Work to complete:
Extract each line of the records below that contains the word "labels".

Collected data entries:

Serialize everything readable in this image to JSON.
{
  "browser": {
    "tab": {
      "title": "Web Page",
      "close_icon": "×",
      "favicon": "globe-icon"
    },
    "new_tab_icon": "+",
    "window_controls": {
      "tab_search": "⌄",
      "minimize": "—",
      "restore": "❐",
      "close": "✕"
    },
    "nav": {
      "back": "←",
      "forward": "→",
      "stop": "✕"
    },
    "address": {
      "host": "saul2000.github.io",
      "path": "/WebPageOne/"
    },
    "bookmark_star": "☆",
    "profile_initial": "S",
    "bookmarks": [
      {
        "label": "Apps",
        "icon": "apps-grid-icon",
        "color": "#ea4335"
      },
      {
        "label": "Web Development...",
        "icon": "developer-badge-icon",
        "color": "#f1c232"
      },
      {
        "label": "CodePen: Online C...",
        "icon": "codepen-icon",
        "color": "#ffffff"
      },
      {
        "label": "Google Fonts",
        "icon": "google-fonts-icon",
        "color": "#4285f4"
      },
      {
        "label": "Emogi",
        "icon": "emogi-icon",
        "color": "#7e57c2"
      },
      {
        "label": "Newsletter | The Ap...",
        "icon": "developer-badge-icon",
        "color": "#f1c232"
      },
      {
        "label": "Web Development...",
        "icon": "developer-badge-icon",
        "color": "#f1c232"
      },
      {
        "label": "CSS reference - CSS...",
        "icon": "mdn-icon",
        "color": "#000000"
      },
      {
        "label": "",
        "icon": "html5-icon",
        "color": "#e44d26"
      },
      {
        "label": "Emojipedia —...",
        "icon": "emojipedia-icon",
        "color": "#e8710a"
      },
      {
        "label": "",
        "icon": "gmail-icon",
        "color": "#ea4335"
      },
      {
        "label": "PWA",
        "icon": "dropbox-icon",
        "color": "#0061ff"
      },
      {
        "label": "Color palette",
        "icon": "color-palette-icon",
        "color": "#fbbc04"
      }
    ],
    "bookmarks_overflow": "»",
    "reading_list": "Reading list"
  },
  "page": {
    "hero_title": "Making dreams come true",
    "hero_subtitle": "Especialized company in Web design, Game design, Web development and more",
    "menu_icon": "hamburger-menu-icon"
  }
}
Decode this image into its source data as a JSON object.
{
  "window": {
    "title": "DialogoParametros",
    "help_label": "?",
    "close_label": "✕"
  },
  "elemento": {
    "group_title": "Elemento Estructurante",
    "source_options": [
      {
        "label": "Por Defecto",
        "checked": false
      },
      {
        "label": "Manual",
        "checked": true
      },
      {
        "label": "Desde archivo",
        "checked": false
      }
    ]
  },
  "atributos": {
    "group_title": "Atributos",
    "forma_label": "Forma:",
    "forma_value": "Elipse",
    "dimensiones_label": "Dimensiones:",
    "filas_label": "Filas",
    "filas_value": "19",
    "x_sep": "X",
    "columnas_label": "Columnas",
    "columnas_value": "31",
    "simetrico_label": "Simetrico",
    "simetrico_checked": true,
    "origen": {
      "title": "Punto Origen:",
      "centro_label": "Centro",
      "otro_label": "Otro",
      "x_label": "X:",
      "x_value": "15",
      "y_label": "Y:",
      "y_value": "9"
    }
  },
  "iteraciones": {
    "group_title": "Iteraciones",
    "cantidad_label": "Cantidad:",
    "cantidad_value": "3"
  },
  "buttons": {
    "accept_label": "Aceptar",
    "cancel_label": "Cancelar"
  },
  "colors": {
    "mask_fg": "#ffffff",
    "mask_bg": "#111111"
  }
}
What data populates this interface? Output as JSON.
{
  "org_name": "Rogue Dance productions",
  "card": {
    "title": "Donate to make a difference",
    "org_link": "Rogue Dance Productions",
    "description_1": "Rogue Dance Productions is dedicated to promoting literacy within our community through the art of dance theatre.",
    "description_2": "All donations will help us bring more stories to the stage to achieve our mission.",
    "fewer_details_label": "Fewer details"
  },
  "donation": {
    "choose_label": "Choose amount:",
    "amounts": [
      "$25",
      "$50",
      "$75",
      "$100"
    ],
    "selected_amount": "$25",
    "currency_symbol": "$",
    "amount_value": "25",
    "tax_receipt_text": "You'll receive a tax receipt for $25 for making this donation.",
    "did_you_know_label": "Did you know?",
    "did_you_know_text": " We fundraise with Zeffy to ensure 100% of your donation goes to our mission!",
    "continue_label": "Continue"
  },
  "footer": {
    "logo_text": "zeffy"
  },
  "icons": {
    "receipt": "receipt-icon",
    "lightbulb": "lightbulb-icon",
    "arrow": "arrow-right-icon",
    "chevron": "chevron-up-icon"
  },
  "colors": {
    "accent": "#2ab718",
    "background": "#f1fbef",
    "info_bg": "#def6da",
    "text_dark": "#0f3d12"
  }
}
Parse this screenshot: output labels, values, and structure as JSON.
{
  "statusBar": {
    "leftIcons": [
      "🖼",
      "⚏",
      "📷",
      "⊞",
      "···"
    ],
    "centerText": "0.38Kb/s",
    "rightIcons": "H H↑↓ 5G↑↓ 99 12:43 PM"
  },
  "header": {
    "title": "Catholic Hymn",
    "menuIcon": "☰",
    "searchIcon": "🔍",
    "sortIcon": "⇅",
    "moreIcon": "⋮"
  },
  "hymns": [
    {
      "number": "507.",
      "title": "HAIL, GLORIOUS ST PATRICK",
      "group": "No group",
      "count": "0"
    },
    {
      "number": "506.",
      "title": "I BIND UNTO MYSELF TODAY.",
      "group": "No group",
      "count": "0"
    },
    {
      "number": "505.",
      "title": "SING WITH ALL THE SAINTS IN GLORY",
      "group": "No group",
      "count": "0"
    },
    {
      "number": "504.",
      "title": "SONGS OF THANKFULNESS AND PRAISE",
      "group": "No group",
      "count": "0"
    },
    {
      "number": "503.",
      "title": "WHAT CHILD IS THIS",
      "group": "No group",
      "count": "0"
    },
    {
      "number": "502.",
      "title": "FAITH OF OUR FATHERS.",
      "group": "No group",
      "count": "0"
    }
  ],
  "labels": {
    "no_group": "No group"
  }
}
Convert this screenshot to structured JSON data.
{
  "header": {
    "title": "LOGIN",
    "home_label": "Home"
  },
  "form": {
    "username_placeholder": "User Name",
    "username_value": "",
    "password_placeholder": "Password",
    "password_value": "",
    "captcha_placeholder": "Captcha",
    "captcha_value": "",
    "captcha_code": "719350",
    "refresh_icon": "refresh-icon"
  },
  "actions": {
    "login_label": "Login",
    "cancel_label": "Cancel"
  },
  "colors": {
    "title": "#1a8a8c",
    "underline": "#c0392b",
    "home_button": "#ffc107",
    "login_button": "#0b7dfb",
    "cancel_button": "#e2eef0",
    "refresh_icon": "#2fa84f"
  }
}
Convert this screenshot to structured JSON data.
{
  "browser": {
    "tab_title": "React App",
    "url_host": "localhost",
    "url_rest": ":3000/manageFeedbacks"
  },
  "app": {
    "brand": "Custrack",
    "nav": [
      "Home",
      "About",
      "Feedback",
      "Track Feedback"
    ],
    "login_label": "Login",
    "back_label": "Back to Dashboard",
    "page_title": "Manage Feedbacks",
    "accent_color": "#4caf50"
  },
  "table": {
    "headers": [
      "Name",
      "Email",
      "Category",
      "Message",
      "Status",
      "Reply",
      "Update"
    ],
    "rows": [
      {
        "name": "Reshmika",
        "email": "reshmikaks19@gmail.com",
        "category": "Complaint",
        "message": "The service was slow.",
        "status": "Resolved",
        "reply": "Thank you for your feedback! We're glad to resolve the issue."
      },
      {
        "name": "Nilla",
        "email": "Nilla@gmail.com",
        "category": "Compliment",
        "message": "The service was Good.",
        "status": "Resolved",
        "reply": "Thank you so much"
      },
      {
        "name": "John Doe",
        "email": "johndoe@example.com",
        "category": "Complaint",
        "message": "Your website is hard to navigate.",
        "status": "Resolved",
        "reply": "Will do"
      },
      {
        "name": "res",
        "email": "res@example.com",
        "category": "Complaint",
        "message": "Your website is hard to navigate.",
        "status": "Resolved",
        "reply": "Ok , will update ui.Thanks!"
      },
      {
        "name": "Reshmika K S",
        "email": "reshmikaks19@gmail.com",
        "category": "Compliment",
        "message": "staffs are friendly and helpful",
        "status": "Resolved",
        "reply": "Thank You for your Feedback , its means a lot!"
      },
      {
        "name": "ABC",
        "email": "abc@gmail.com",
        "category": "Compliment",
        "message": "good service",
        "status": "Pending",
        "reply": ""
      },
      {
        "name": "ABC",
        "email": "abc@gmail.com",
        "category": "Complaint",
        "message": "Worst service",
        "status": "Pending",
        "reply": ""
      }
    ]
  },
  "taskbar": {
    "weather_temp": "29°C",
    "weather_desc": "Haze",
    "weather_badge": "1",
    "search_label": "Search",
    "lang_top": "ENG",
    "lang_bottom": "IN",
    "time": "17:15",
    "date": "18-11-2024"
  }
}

Complete response:
Parse this screenshot: output labels, values, and structure as JSON.
  "labels": {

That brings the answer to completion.